A run of records:
********************

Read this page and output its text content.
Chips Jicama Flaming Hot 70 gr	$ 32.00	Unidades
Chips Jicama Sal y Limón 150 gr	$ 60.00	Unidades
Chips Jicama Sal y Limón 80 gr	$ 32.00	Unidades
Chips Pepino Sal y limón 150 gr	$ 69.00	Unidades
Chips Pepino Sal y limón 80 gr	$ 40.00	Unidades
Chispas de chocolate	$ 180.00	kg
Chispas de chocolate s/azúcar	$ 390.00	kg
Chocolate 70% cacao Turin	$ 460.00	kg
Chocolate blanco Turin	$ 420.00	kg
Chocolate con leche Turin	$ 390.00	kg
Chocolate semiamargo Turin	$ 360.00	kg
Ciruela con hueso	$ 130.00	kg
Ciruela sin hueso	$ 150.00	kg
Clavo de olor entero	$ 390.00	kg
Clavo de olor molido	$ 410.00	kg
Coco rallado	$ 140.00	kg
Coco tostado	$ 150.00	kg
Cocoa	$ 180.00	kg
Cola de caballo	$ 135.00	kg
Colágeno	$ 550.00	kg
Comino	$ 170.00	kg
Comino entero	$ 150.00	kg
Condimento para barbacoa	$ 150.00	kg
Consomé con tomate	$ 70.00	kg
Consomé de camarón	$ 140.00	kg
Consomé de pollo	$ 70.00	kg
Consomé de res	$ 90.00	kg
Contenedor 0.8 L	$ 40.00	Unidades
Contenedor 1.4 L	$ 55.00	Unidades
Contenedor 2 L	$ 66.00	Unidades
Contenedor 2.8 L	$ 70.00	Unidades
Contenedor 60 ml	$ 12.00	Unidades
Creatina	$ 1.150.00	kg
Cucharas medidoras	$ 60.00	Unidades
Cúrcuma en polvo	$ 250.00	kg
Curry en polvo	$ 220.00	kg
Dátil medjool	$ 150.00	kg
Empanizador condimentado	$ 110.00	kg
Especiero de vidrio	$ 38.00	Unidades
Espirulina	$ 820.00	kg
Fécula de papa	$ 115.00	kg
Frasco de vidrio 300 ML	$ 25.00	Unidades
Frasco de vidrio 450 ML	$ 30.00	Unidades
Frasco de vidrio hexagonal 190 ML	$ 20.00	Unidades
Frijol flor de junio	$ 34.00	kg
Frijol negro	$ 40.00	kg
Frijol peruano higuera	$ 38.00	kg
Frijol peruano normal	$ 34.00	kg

********************

Directions:
Transcribe all of the entries without altering anything.

Response:
Read this page and output its text content.
Chips Jicama Flaming Hot 70 gr	$ 32.00	Unidades
Chips Jicama Sal y Limón 150 gr	$ 60.00	Unidades
Chips Jicama Sal y Limón 80 gr	$ 32.00	Unidades
Chips Pepino Sal y limón 150 gr	$ 69.00	Unidades
Chips Pepino Sal y limón 80 gr	$ 40.00	Unidades
Chispas de chocolate	$ 180.00	kg
Chispas de chocolate s/azúcar	$ 390.00	kg
Chocolate 70% cacao Turin	$ 460.00	kg
Chocolate blanco Turin	$ 420.00	kg
Chocolate con leche Turin	$ 390.00	kg
Chocolate semiamargo Turin	$ 360.00	kg
Ciruela con hueso	$ 130.00	kg
Ciruela sin hueso	$ 150.00	kg
Clavo de olor entero	$ 390.00	kg
Clavo de olor molido	$ 410.00	kg
Coco rallado	$ 140.00	kg
Coco tostado	$ 150.00	kg
Cocoa	$ 180.00	kg
Cola de caballo	$ 135.00	kg
Colágeno	$ 550.00	kg
Comino	$ 170.00	kg
Comino entero	$ 150.00	kg
Condimento para barbacoa	$ 150.00	kg
Consomé con tomate	$ 70.00	kg
Consomé de camarón	$ 140.00	kg
Consomé de pollo	$ 70.00	kg
Consomé de res	$ 90.00	kg
Contenedor 0.8 L	$ 40.00	Unidades
Contenedor 1.4 L	$ 55.00	Unidades
Contenedor 2 L	$ 66.00	Unidades
Contenedor 2.8 L	$ 70.00	Unidades
Contenedor 60 ml	$ 12.00	Unidades
Creatina	$ 1.150.00	kg
Cucharas medidoras	$ 60.00	Unidades
Cúrcuma en polvo	$ 250.00	kg
Curry en polvo	$ 220.00	kg
Dátil medjool	$ 150.00	kg
Empanizador condimentado	$ 110.00	kg
Especiero de vidrio	$ 38.00	Unidades
Espirulina	$ 820.00	kg
Fécula de papa	$ 115.00	kg
Frasco de vidrio 300 ML	$ 25.00	Unidades
Frasco de vidrio 450 ML	$ 30.00	Unidades
Frasco de vidrio hexagonal 190 ML	$ 20.00	Unidades
Frijol flor de junio	$ 34.00	kg
Frijol negro	$ 40.00	kg
Frijol peruano higuera	$ 38.00	kg
Frijol peruano normal	$ 34.00	kg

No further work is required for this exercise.